*Task prompt*
Scan the material below for the string "Simple", and copy every line where it shows up.

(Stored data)
------

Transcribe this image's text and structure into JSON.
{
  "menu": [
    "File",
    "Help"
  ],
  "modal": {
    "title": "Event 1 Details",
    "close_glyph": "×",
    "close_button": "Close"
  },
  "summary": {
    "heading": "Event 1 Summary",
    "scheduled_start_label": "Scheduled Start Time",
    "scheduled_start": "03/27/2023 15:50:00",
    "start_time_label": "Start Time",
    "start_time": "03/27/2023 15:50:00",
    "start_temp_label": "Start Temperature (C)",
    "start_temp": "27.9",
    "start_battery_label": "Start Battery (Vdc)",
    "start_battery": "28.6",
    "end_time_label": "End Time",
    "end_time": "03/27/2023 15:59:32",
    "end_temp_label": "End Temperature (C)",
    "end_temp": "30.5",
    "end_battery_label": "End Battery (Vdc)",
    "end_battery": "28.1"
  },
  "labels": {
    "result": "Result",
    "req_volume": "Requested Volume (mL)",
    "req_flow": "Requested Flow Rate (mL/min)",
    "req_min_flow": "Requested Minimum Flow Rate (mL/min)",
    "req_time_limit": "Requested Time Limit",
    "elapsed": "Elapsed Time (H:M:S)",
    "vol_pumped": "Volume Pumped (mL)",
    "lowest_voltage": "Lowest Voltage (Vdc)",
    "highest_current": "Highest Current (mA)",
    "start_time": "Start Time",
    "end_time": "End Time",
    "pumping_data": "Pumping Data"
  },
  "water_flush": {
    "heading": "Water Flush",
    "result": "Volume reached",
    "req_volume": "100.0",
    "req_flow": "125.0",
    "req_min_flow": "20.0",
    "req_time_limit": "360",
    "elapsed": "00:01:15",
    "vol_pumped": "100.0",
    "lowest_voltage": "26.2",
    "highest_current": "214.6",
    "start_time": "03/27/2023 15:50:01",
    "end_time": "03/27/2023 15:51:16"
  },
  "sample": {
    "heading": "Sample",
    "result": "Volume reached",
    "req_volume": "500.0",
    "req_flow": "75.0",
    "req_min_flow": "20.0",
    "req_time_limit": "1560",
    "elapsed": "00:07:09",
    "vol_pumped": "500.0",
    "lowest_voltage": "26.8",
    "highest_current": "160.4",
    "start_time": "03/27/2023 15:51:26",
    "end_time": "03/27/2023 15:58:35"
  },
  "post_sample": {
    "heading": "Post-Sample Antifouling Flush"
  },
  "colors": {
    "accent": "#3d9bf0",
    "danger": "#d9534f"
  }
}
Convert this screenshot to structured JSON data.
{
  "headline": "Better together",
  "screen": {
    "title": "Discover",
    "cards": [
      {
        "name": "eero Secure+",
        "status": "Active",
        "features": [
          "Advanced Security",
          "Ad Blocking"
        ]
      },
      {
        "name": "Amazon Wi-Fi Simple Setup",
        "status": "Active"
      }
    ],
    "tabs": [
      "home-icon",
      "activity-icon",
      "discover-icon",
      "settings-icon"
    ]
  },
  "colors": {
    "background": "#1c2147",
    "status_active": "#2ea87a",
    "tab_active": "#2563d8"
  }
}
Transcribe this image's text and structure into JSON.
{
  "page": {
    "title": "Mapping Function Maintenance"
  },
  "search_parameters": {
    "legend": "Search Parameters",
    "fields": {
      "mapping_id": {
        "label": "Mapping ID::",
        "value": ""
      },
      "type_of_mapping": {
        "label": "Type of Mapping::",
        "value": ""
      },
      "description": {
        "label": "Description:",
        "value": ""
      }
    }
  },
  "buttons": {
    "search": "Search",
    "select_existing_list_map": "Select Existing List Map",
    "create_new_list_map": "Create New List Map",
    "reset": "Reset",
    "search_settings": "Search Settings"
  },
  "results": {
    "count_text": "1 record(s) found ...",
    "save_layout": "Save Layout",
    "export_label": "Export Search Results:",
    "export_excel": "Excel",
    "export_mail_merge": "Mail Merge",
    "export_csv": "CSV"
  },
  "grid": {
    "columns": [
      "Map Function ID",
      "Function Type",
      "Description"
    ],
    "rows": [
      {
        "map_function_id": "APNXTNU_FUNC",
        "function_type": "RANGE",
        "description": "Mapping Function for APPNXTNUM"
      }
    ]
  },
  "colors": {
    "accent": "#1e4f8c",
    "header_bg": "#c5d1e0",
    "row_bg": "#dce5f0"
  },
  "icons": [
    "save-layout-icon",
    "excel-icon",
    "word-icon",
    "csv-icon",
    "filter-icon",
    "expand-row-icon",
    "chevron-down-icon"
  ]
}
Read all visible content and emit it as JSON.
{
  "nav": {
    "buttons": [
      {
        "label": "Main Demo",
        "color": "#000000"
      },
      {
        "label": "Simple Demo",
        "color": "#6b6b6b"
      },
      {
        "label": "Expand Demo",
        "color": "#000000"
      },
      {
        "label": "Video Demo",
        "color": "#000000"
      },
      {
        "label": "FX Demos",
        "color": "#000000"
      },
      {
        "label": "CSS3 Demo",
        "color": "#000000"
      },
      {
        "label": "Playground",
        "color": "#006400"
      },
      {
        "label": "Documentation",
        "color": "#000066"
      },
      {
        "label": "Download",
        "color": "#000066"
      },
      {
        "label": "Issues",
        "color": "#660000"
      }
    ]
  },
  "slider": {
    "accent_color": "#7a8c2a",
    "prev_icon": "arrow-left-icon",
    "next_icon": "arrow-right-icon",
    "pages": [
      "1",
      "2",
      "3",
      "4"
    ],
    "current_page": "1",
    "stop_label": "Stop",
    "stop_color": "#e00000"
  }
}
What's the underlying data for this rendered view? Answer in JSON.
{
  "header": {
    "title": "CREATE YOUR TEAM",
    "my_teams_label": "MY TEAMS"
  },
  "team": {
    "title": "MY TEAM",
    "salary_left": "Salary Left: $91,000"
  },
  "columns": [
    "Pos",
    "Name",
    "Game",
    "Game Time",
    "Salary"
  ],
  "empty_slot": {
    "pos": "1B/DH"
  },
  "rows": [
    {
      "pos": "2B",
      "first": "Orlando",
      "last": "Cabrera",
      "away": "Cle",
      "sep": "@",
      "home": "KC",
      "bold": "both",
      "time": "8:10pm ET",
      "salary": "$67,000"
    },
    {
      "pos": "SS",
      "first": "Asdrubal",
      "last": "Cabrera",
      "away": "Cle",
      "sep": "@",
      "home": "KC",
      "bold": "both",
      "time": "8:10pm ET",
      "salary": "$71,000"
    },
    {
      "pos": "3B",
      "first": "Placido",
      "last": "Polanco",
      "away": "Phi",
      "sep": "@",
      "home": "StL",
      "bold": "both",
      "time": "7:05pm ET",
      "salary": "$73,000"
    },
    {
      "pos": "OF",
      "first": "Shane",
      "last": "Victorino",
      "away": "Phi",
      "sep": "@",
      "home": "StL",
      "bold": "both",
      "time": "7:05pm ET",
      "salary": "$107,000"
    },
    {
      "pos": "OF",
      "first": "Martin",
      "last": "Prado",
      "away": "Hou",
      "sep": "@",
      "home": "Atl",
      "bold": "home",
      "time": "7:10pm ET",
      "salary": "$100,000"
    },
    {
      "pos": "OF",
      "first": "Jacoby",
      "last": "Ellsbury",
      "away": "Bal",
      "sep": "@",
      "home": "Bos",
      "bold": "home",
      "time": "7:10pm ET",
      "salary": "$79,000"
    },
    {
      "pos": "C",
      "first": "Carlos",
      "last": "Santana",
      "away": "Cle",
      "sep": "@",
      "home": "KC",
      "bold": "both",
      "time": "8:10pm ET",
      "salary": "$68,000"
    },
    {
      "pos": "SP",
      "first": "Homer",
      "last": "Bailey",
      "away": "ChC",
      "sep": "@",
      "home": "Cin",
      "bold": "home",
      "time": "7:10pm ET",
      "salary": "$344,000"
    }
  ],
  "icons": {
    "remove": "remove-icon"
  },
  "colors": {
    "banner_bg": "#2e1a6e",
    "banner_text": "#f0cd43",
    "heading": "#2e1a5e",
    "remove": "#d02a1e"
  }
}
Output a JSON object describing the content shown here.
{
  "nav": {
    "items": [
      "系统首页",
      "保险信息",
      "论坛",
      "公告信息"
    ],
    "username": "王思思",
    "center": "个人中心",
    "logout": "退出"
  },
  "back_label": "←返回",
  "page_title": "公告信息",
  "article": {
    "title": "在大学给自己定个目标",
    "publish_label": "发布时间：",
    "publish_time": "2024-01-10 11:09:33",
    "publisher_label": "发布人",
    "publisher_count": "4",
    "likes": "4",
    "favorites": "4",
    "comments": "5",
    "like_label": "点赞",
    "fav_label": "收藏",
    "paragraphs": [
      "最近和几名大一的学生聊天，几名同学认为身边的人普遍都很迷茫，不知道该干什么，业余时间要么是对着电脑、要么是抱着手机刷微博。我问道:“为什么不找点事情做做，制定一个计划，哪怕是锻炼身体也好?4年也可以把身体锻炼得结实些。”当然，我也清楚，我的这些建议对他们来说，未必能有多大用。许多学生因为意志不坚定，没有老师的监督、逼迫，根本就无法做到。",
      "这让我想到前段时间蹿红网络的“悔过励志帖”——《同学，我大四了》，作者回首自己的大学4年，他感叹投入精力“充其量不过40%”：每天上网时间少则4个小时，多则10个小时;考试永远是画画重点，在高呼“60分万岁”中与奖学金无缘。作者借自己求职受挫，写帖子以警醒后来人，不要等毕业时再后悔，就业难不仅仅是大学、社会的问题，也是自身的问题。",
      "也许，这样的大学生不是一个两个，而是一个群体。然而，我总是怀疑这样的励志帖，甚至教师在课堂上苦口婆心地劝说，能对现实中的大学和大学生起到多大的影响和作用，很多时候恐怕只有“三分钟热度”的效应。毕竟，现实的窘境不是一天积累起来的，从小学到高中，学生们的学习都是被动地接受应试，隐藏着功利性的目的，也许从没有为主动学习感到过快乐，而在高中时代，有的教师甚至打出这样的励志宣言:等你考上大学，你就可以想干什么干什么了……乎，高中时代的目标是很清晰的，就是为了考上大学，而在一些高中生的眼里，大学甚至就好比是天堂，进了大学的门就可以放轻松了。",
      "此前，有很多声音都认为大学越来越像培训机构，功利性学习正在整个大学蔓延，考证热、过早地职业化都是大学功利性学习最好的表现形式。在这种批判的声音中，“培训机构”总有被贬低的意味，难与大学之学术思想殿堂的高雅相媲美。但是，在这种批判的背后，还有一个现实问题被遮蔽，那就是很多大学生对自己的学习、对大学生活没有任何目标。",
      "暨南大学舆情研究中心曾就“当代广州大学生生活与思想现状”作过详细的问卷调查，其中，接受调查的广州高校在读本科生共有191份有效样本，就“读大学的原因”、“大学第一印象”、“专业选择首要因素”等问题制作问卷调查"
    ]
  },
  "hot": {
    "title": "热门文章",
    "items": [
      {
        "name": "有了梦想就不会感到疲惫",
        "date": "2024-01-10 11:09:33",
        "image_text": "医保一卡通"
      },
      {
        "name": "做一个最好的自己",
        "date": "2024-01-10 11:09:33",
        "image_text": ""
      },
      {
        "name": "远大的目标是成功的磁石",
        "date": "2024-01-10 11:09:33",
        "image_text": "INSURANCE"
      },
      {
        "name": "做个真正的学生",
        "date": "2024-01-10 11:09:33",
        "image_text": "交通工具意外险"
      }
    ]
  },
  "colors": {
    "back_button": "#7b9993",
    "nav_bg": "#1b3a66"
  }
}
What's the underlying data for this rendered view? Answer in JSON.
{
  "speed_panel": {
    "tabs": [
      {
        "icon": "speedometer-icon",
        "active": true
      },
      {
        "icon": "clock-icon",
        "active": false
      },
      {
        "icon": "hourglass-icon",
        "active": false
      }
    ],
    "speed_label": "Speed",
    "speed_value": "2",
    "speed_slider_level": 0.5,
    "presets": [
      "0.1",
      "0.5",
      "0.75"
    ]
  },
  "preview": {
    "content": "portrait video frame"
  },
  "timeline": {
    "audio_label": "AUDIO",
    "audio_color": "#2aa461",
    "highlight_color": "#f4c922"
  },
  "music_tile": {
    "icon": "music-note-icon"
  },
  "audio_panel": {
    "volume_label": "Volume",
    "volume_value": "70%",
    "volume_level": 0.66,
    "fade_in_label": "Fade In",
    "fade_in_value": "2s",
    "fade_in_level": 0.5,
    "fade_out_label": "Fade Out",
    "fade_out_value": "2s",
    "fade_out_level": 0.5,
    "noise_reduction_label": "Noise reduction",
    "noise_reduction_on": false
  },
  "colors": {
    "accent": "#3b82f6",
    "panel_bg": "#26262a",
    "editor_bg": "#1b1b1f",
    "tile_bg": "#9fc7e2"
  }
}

------

*Answer in full*
        "name": "Amazon Wi-Fi Simple Setup",
        "label": "Simple Demo",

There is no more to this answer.